**Excerpt provided:**
Started with r9-2635-g78ea9abc2018243af7f7ada6135144ac90c6ad27 I wonder if objsz pass when insert_min_max_p shouldn't in addition to adding MIN_EXPR or MAX_EXPR around the result of __bos also drop the least significant bit from the __bos second argument.
(In reply to Jakub Jelinek from comment #2) > Started with r9-2635-g78ea9abc2018243af7f7ada6135144ac90c6ad27 > I wonder if objsz pass when insert_min_max_p shouldn't in addition to adding > MIN_EXPR or MAX_EXPR around the result of __bos also drop the least > significant bit from the __bos second argument. But then isn't this wrong as well? Btw, I never get what the second bit means, it's documented as "The second bit determines if maximum or minimum of remaining bytes is computed." but does it compute the maximum size when the bit is set or when it is not set? For the least significant bit the situation is better: "If the least significant bit is clear, objects are whole variables, if it is set, a closest surrounding subobject is considered the object a pointer points to." Unfortunately the examples also only use 0 and 1.
--- gcc/tree-object-size.c.jj 2021-01-04 10:25:39.911221618 +0100 +++ gcc/tree-object-size.c 2021-07-12 11:28:51.328120222 +0200 @@ -1393,6 +1393,11 @@ pass_object_sizes::execute (function *fu { tree tem = make_ssa_name (type); gimple_call_set_lhs (call, tem); + if (object_size_type == 1) + { + ost = build_zero_cst (TREE_TYPE (ost)); + gimple_call_set_arg (call, 1, ost); + } enum tree_code code = object_size_type == 1 ? MIN_EXPR : MAX_EXPR; tree cst = build_int_cstu (type, bytes); works, but unfortunately only for __builtin_object_size (, 1). When I did that also for 3 (to turn it into 2), it breaks several gcc.dg/builtin-object-size*.c tests. 0 is defined as an upper bound of the object size, subobjects not taken into account 1 is defined similarly, but subobjects are taken into account 2 is defined as a lower bound of the object size, subobjects not taken into account 3 is 2 with subobjects -D_FORTIFY_SOURCE={1,2} typically only uses 0 and 1 modes, 2 and 3 are rare, and are useful e.g. when somebody wants to find out if the object size is exact or not (for exact case the upper and lower bounds are equal).

**Material provided:**
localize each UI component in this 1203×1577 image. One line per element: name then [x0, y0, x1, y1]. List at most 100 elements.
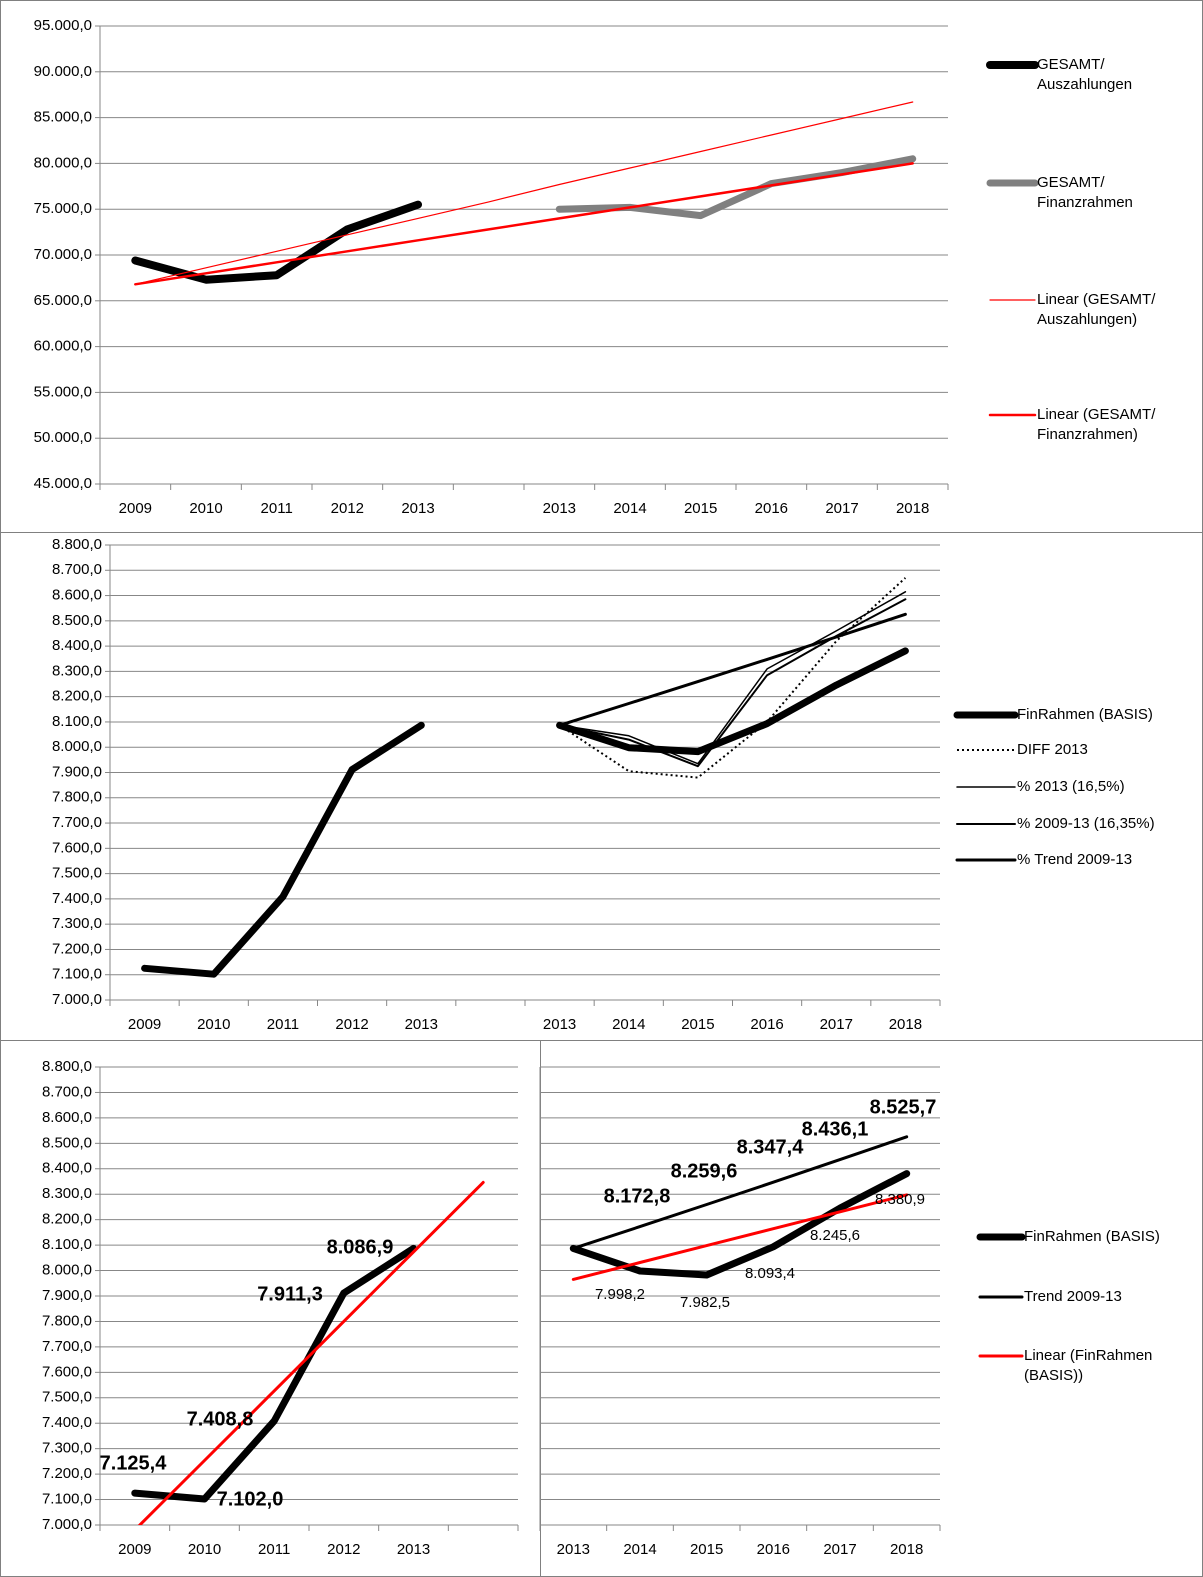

**Instruction:**
Answer these questions from the text about the object size discussion:
(a) Which revision is the problem said to have started with?
(b) According to the quoted documentation, what happens when the least significant bit is set?
(c) Which modes does -D_FORTIFY_SOURCE={1,2} typically use?

**Expected answer:**
(a) r9-2635-g78ea9abc2018243af7f7ada6135144ac90c6ad27
(b) A closest surrounding subobject is considered the object a pointer points to.
(c) Modes 0 and 1.